Page text entries
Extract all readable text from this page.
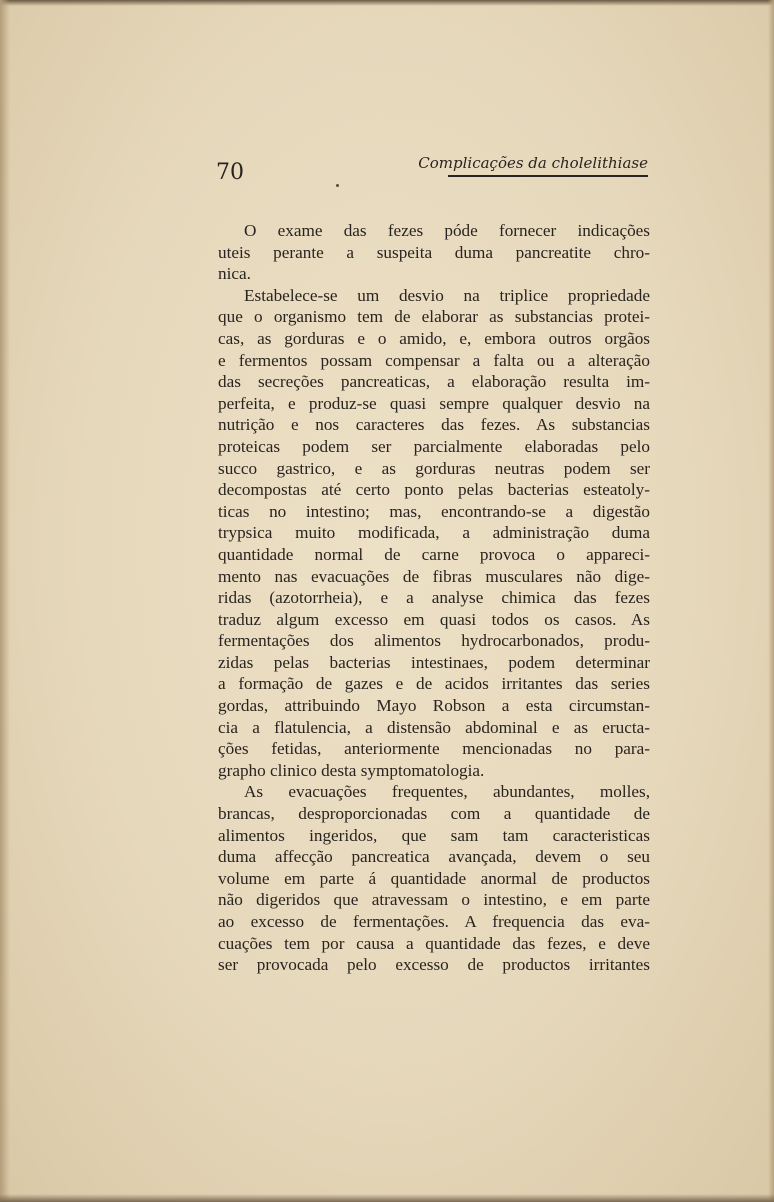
70	Complicações da cholelithiase
O exame das fezes póde fornecer indicações
uteis perante a suspeita duma pancreatite chro-
nica.
Estabelece-se um desvio na triplice propriedade
que o organismo tem de elaborar as substancias protei-
cas, as gorduras e o amido, e, embora outros orgãos
e fermentos possam compensar a falta ou a alteração
das secreções pancreaticas, a elaboração resulta im-
perfeita, e produz-se quasi sempre qualquer desvio na
nutrição e nos caracteres das fezes. As substancias
proteicas podem ser parcialmente elaboradas pelo
succo gastrico, e as gorduras neutras podem ser
decompostas até certo ponto pelas bacterias esteatoly-
ticas no intestino; mas, encontrando-se a digestão
trypsica muito modificada, a administração duma
quantidade normal de carne provoca o appareci-
mento nas evacuações de fibras musculares não dige-
ridas (azotorrheia), e a analyse chimica das fezes
traduz algum excesso em quasi todos os casos. As
fermentações dos alimentos hydrocarbonados, produ-
zidas pelas bacterias intestinaes, podem determinar
a formação de gazes e de acidos irritantes das series
gordas, attribuindo Mayo Robson a esta circumstan-
cia a flatulencia, a distensão abdominal e as eructa-
ções fetidas, anteriormente mencionadas no para-
grapho clinico desta symptomatologia.
As evacuações frequentes, abundantes, molles,
brancas, desproporcionadas com a quantidade de
alimentos ingeridos, que sam tam caracteristicas
duma affecção pancreatica avançada, devem o seu
volume em parte á quantidade anormal de productos
não digeridos que atravessam o intestino, e em parte
ao excesso de fermentações. A frequencia das eva-
cuações tem por causa a quantidade das fezes, e deve
ser provocada pelo excesso de productos irritantes
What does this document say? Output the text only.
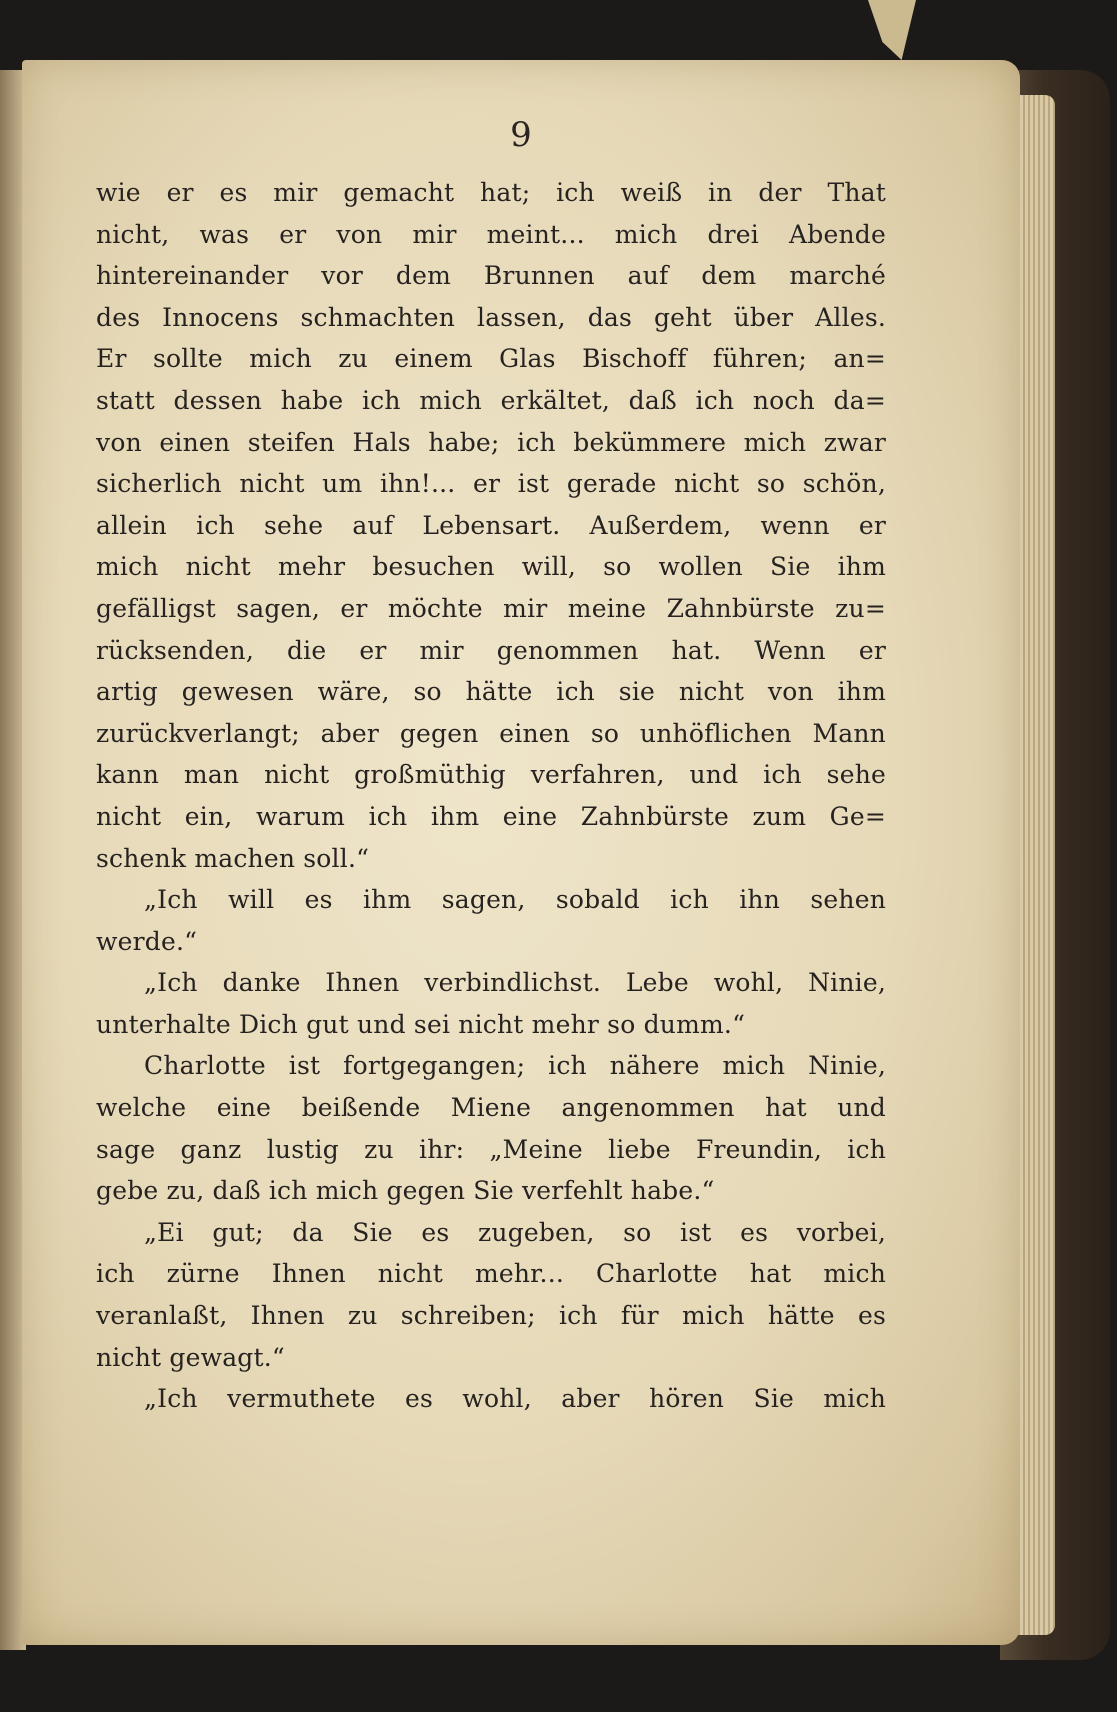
9
wie er es mir gemacht hat; ich weiß in der That
nicht, was er von mir meint... mich drei Abende
hintereinander vor dem Brunnen auf dem marché
des Innocens schmachten lassen, das geht über Alles.
Er sollte mich zu einem Glas Bischoff führen; an=
statt dessen habe ich mich erkältet, daß ich noch da=
von einen steifen Hals habe; ich bekümmere mich zwar
sicherlich nicht um ihn!... er ist gerade nicht so schön,
allein ich sehe auf Lebensart. Außerdem, wenn er
mich nicht mehr besuchen will, so wollen Sie ihm
gefälligst sagen, er möchte mir meine Zahnbürste zu=
rücksenden, die er mir genommen hat. Wenn er
artig gewesen wäre, so hätte ich sie nicht von ihm
zurückverlangt; aber gegen einen so unhöflichen Mann
kann man nicht großmüthig verfahren, und ich sehe
nicht ein, warum ich ihm eine Zahnbürste zum Ge=
schenk machen soll.“
„Ich will es ihm sagen, sobald ich ihn sehen
werde.“
„Ich danke Ihnen verbindlichst. Lebe wohl, Ninie,
unterhalte Dich gut und sei nicht mehr so dumm.“
Charlotte ist fortgegangen; ich nähere mich Ninie,
welche eine beißende Miene angenommen hat und
sage ganz lustig zu ihr: „Meine liebe Freundin, ich
gebe zu, daß ich mich gegen Sie verfehlt habe.“
„Ei gut; da Sie es zugeben, so ist es vorbei,
ich zürne Ihnen nicht mehr... Charlotte hat mich
veranlaßt, Ihnen zu schreiben; ich für mich hätte es
nicht gewagt.“
„Ich vermuthete es wohl, aber hören Sie mich
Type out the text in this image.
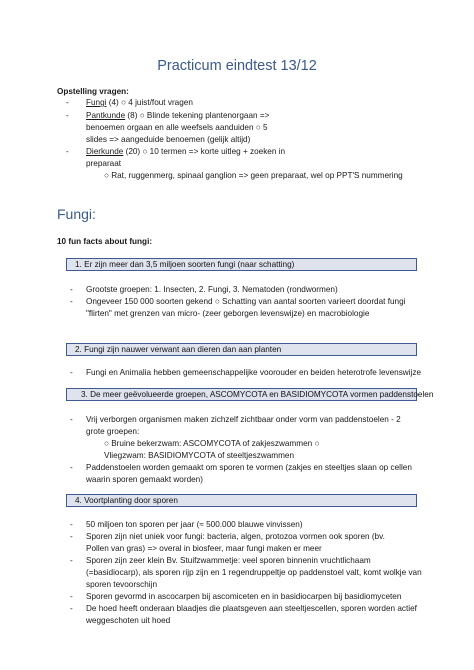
Practicum eindtest 13/12
Opstelling vragen:
- Fungi (4) ○ 4 juist/fout vragen
- Pantkunde (8) ○ Blinde tekening plantenorgaan =>
benoemen orgaan en alle weefsels aanduiden ○ 5
slides => aangeduide benoemen (gelijk altijd)
- Dierkunde (20) ○ 10 termen => korte uitleg + zoeken in
preparaat
○ Rat, ruggenmerg, spinaal ganglion => geen preparaat, wel op PPT'S nummering
Fungi:
10 fun facts about fungi:
1. Er zijn meer dan 3,5 miljoen soorten fungi (naar schatting)
- Grootste groepen: 1. Insecten, 2. Fungi, 3. Nematoden (rondwormen)
- Ongeveer 150 000 soorten gekend ○ Schatting van aantal soorten varieert doordat fungi
"flirten" met grenzen van micro- (zeer geborgen levenswijze) en macrobiologie
2. Fungi zijn nauwer verwant aan dieren dan aan planten
- Fungi en Animalia hebben gemeenschappelijke voorouder en beiden heterotrofe levenswijze
3. De meer geëvolueerde groepen, ASCOMYCOTA en BASIDIOMYCOTA vormen paddenstoelen
- Vrij verborgen organismen maken zichzelf zichtbaar onder vorm van paddenstoelen - 2
grote groepen:
○ Bruine bekerzwam: ASCOMYCOTA of zakjeszwammen ○
Vliegzwam: BASIDIOMYCOTA of steeltjeszwammen
- Paddenstoelen worden gemaakt om sporen te vormen (zakjes en steeltjes slaan op cellen
waarin sporen gemaakt worden)
4. Voortplanting door sporen
- 50 miljoen ton sporen per jaar (≈ 500.000 blauwe vinvissen)
- Sporen zijn niet uniek voor fungi: bacteria, algen, protozoa vormen ook sporen (bv.
Pollen van gras) => overal in biosfeer, maar fungi maken er meer
- Sporen zijn zeer klein Bv. Stuifzwammetje: veel sporen binnenin vruchtlichaam
(=basidiocarp), als sporen rijp zijn en 1 regendruppeltje op paddenstoel valt, komt wolkje van
sporen tevoorschijn
- Sporen gevormd in ascocarpen bij ascomiceten en in basidiocarpen bij basidiomyceten
- De hoed heeft onderaan blaadjes die plaatsgeven aan steeltjescellen, sporen worden actief
weggeschoten uit hoed
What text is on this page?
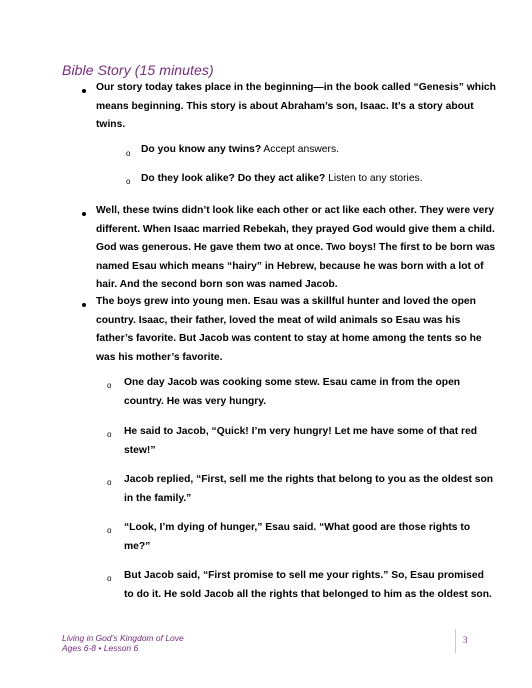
Bible Story (15 minutes)

Our story today takes place in the beginning—in the book called “Genesis” which
means beginning. This story is about Abraham’s son, Isaac. It’s a story about
twins.

o Do you know any twins? Accept answers.

o Do they look alike? Do they act alike? Listen to any stories.

Well, these twins didn’t look like each other or act like each other. They were very
different. When Isaac married Rebekah, they prayed God would give them a child.
God was generous. He gave them two at once. Two boys! The first to be born was
named Esau which means “hairy” in Hebrew, because he was born with a lot of
hair. And the second born son was named Jacob.

The boys grew into young men. Esau was a skillful hunter and loved the open
country. Isaac, their father, loved the meat of wild animals so Esau was his
father’s favorite. But Jacob was content to stay at home among the tents so he
was his mother’s favorite.

o One day Jacob was cooking some stew. Esau came in from the open
country. He was very hungry.

o He said to Jacob, “Quick! I’m very hungry! Let me have some of that red
stew!”

o Jacob replied, “First, sell me the rights that belong to you as the oldest son
in the family.”

o “Look, I’m dying of hunger,” Esau said. “What good are those rights to
me?”

o But Jacob said, “First promise to sell me your rights.” So, Esau promised
to do it. He sold Jacob all the rights that belonged to him as the oldest son.

Living in God’s Kingdom of Love

Ages 6-8 • Lesson 6

3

→ Task brief
Among the records, find the lines that contain "loved" and copy each of them.

→ Reply to the exercise
The boys grew into young men. Esau was a skillful hunter and loved the open
country. Isaac, their father, loved the meat of wild animals so Esau was his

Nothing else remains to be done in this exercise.